Given problem –
Reproduce the material word for word; the images stay out.

-- BEGIN Input rows --

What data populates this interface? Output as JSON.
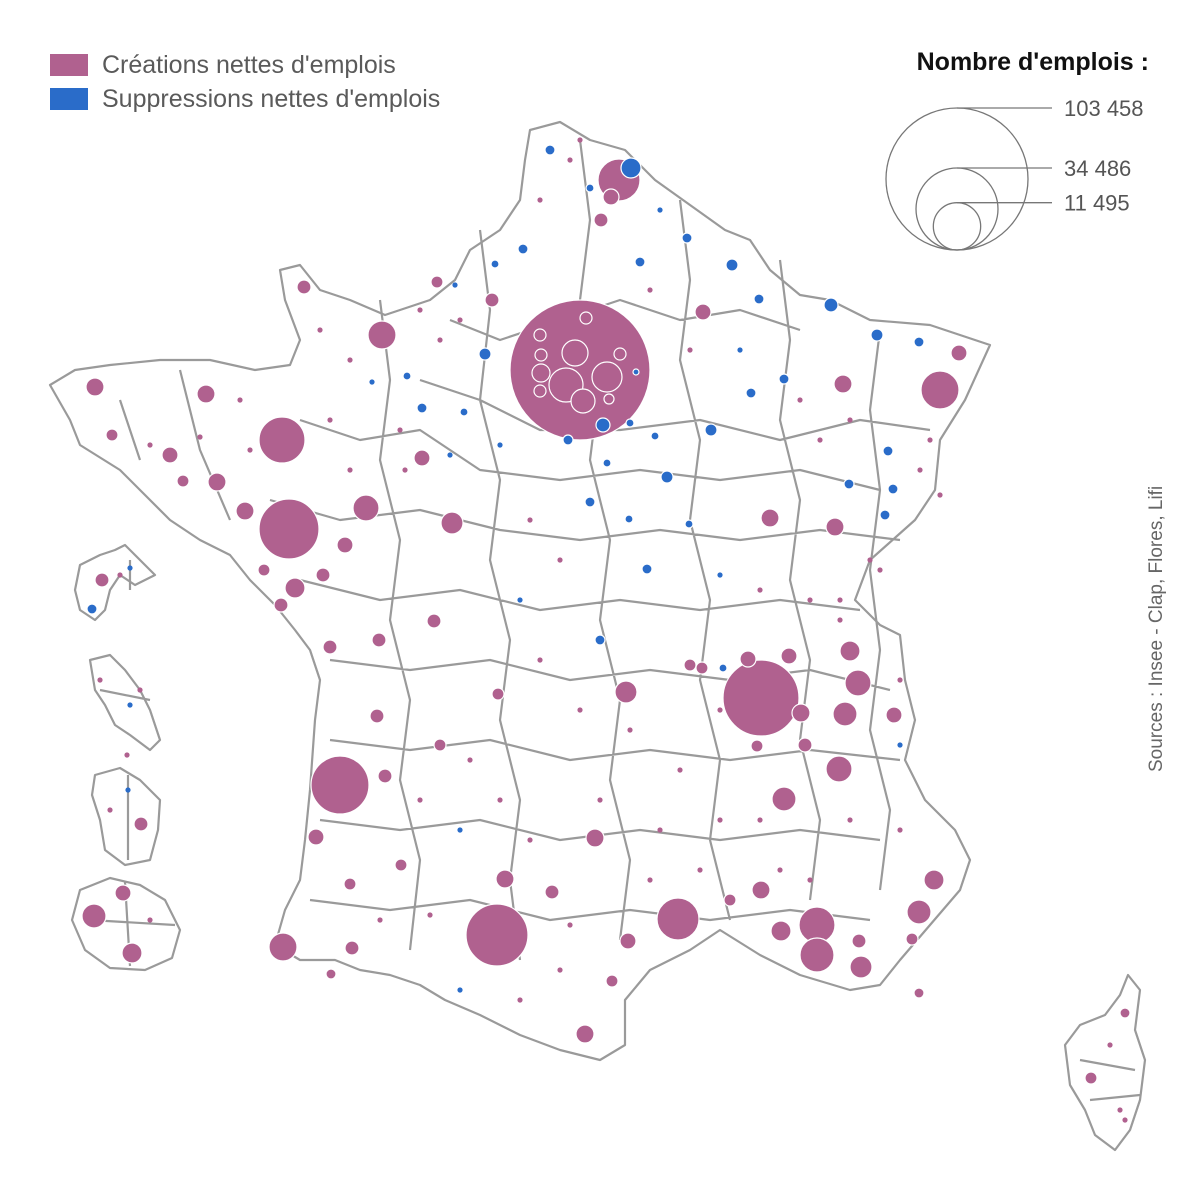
{
  "colors": {
    "creation": "#b0618f",
    "suppression": "#2a6cc9",
    "border": "#9a9a9a"
  },
  "legend": {
    "items": [
      {
        "key": "creation",
        "label": "Créations nettes d'emplois"
      },
      {
        "key": "suppression",
        "label": "Suppressions nettes d'emplois"
      }
    ]
  },
  "size_legend": {
    "title": "Nombre d'emplois :",
    "values": [
      {
        "value": 103458,
        "label": "103 458"
      },
      {
        "value": 34486,
        "label": "34 486"
      },
      {
        "value": 11495,
        "label": "11 495"
      }
    ]
  },
  "source": "Sources : Insee - Clap, Flores, Lifi"
}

-- END Input rows --

Answer to this problem –
What data populates this interface? Output as JSON.
{
  "colors": {
    "creation": "#b0618f",
    "suppression": "#2a6cc9",
    "border": "#9a9a9a"
  },
  "legend": {
    "items": [
      {
        "key": "creation",
        "label": "Créations nettes d'emplois"
      },
      {
        "key": "suppression",
        "label": "Suppressions nettes d'emplois"
      }
    ]
  },
  "size_legend": {
    "title": "Nombre d'emplois :",
    "values": [
      {
        "value": 103458,
        "label": "103 458"
      },
      {
        "value": 34486,
        "label": "34 486"
      },
      {
        "value": 11495,
        "label": "11 495"
      }
    ]
  },
  "source": "Sources : Insee - Clap, Flores, Lifi"
}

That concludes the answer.